*Element position data*

BEGIN

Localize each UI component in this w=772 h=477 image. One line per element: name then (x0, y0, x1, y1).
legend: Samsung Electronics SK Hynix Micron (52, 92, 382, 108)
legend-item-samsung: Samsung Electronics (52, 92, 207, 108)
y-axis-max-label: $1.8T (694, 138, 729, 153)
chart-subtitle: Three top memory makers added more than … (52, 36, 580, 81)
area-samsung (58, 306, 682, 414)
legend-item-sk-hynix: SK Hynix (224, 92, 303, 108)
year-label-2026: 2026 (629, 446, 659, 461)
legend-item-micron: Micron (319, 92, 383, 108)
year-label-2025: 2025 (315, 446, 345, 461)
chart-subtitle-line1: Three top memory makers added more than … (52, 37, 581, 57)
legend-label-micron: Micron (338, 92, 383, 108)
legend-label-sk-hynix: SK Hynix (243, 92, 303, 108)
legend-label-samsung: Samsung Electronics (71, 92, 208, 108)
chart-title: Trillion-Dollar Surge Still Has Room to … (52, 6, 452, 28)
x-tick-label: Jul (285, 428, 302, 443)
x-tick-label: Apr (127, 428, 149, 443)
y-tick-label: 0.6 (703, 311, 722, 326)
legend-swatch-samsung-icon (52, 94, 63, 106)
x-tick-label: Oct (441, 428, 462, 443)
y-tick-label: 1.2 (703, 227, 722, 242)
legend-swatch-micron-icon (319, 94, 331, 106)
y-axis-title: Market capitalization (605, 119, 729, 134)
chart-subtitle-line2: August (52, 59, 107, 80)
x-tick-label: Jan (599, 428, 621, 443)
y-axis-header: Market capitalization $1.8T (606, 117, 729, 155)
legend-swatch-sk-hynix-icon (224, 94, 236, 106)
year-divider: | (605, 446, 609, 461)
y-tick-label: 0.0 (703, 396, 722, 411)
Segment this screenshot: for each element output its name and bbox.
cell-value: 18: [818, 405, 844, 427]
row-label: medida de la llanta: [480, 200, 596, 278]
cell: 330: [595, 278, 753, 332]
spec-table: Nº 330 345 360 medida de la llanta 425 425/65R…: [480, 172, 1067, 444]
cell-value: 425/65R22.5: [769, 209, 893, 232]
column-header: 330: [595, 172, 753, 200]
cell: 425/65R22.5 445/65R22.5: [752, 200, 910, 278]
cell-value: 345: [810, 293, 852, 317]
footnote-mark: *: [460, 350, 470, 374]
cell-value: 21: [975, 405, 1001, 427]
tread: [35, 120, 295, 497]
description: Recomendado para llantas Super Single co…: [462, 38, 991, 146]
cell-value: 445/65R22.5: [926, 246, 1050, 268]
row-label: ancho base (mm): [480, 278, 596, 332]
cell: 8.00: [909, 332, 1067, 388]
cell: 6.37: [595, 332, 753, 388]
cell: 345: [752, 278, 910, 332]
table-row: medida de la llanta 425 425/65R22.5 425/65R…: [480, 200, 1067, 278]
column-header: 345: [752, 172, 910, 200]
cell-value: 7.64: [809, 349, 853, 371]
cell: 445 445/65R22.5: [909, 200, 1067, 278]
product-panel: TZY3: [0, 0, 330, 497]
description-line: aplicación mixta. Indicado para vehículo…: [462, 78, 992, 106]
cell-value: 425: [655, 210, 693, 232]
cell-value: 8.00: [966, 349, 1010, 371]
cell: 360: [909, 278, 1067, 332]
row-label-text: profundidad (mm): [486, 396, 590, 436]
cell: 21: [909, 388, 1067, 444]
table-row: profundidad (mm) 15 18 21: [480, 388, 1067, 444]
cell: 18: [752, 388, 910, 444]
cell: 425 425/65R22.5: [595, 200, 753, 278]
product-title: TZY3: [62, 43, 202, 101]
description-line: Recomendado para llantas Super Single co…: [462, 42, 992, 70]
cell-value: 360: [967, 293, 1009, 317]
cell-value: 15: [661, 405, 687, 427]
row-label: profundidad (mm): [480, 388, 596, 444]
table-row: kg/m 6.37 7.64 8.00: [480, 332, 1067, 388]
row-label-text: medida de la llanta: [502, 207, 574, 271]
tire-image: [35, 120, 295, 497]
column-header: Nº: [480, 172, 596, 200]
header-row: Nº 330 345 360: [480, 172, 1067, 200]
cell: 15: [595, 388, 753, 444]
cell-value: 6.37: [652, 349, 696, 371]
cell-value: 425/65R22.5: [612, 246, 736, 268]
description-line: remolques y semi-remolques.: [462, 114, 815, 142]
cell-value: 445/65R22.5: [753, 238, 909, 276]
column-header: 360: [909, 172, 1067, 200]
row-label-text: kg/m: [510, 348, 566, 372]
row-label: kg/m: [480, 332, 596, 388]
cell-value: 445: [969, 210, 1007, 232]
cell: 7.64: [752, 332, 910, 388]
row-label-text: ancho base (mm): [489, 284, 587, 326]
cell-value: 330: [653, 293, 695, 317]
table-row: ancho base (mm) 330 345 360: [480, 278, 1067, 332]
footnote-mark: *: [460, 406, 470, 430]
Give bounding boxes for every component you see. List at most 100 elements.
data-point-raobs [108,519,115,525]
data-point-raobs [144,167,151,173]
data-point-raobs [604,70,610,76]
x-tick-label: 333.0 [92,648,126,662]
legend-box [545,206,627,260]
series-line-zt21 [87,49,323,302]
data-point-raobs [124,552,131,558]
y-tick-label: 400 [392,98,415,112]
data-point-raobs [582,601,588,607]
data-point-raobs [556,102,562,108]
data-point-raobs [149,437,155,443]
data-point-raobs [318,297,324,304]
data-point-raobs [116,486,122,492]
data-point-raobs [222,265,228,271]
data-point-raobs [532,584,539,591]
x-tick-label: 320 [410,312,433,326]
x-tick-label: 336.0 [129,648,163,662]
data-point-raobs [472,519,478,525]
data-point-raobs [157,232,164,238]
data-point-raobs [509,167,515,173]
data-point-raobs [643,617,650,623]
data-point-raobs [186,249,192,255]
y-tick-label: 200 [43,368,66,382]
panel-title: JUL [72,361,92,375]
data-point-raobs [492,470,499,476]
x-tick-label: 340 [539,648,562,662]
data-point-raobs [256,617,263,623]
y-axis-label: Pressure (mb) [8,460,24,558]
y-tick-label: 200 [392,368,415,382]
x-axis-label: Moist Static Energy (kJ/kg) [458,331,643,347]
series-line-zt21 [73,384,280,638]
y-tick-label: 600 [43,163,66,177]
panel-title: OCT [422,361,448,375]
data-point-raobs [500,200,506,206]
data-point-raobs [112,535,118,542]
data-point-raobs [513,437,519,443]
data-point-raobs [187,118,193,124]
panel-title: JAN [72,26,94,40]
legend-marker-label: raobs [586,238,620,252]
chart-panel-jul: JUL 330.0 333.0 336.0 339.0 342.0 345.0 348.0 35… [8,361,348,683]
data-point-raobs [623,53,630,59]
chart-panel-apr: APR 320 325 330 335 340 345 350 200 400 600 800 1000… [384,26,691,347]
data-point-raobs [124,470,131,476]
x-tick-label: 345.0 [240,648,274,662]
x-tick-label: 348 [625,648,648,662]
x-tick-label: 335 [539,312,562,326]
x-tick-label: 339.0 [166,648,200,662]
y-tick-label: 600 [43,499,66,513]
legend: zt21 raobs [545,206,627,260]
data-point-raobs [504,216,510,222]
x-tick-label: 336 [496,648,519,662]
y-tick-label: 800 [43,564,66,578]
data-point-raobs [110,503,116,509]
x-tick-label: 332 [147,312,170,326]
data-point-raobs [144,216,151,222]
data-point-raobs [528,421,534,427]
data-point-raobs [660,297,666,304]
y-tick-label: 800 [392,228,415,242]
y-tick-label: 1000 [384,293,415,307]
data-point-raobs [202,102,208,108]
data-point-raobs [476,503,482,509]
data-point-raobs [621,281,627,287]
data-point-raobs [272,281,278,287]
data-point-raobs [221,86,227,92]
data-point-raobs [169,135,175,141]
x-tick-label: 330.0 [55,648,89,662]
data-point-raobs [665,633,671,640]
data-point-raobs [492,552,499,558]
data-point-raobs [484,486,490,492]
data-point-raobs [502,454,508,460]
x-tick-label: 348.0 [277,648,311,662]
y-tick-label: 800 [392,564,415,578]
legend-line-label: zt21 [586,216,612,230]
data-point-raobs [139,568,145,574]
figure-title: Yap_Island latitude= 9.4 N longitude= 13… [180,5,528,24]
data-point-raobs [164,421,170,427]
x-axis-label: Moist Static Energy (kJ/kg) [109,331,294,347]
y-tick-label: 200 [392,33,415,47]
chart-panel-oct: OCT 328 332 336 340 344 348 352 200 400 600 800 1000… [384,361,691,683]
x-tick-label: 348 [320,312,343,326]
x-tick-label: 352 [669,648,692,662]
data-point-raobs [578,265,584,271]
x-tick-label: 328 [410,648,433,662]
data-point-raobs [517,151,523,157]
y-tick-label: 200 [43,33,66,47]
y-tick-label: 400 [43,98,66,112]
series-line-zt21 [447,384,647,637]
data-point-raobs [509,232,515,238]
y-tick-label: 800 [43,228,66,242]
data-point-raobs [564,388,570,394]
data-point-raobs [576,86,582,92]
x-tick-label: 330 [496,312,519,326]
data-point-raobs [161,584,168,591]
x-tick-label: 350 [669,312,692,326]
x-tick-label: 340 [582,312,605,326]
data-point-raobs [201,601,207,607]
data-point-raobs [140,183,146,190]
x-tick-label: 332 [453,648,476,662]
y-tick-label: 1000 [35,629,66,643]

END

*TASK BRIEF*
Reproduce the lines of the listing verbatim, from its start through the line containing "year-label-2026: 2026 (629, 446, 659, 461)", including that line.

*EXERCISE RESULT*
Localize each UI component in this w=772 h=477 image. One line per element: name then (x0, y0, x1, y1).
legend: Samsung Electronics SK Hynix Micron (52, 92, 382, 108)
legend-item-samsung: Samsung Electronics (52, 92, 207, 108)
y-axis-max-label: $1.8T (694, 138, 729, 153)
chart-subtitle: Three top memory makers added more than … (52, 36, 580, 81)
area-samsung (58, 306, 682, 414)
legend-item-sk-hynix: SK Hynix (224, 92, 303, 108)
year-label-2026: 2026 (629, 446, 659, 461)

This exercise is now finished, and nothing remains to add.